• _TASK DIRECTIONS_:
Reproduce the listing exactly, with no pictures in your copy.
==*==
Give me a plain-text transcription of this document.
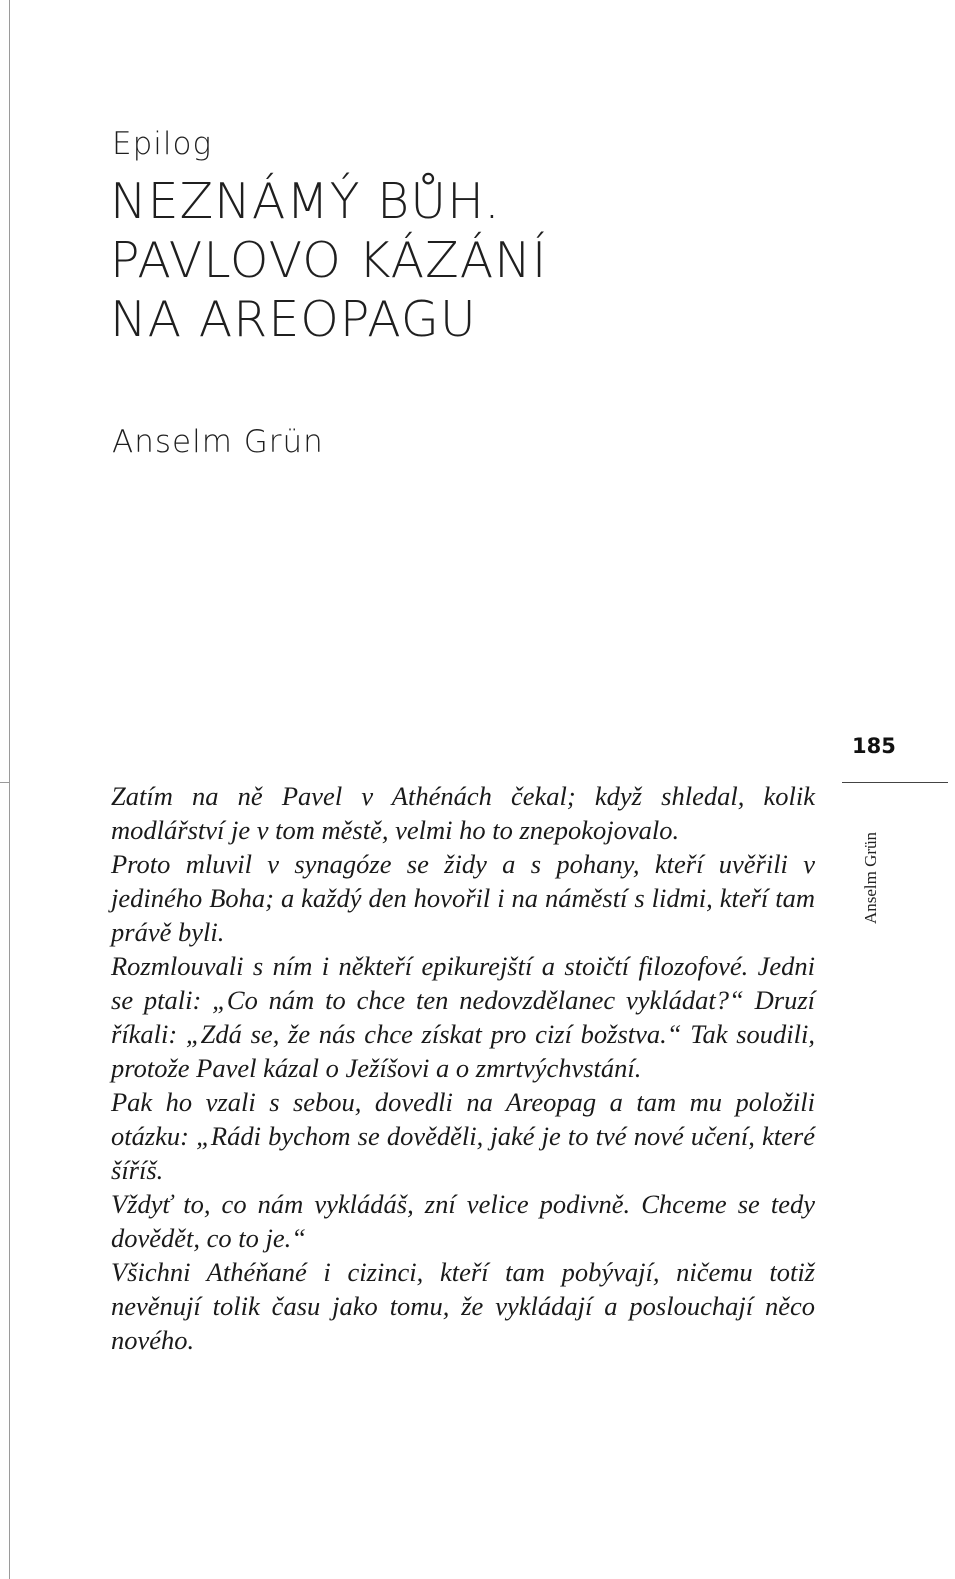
Epilog
NEZNÁMÝ BŮH.
PAVLOVO KÁZÁNÍ
NA AREOPAGU
Anselm Grün
185
Anselm Grün
Zatím na ně Pavel v Athénách čekal; když shledal, kolik modlářství je v tom městě, velmi ho to znepokojovalo.
Proto mluvil v synagóze se židy a s pohany, kteří uvěřili v jediného Boha; a každý den hovořil i na náměstí s lidmi, kteří tam právě byli.
Rozmlouvali s ním i někteří epikurejští a stoičtí filozofové. Jedni se ptali: „Co nám to chce ten nedovzdělanec vykládat?“ Druzí říkali: „Zdá se, že nás chce získat pro cizí božstva.“ Tak soudili, protože Pavel kázal o Ježíšovi a o zmrtvýchvstání.
Pak ho vzali s sebou, dovedli na Areopag a tam mu položili otázku: „Rádi bychom se dověděli, jaké je to tvé nové učení, které šíříš.
Vždyť to, co nám vykládáš, zní velice podivně. Chceme se tedy dovědět, co to je.“
Všichni Athéňané i cizinci, kteří tam pobývají, ničemu totiž nevěnují tolik času jako tomu, že vykládají a poslouchají něco nového.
==*==
• _TASK RESULT_:
Give me a plain-text transcription of this document.
Epilog
NEZNÁMÝ BŮH.
PAVLOVO KÁZÁNÍ
NA AREOPAGU
Anselm Grün
185
Anselm Grün
Zatím na ně Pavel v Athénách čekal; když shledal, kolik modlářství je v tom městě, velmi ho to znepokojovalo.
Proto mluvil v synagóze se židy a s pohany, kteří uvěřili v jediného Boha; a každý den hovořil i na náměstí s lidmi, kteří tam právě byli.
Rozmlouvali s ním i někteří epikurejští a stoičtí filozofové. Jedni se ptali: „Co nám to chce ten nedovzdělanec vykládat?“ Druzí říkali: „Zdá se, že nás chce získat pro cizí božstva.“ Tak soudili, protože Pavel kázal o Ježíšovi a o zmrtvýchvstání.
Pak ho vzali s sebou, dovedli na Areopag a tam mu položili otázku: „Rádi bychom se dověděli, jaké je to tvé nové učení, které šíříš.
Vždyť to, co nám vykládáš, zní velice podivně. Chceme se tedy dovědět, co to je.“
Všichni Athéňané i cizinci, kteří tam pobývají, ničemu totiž nevěnují tolik času jako tomu, že vykládají a poslouchají něco nového.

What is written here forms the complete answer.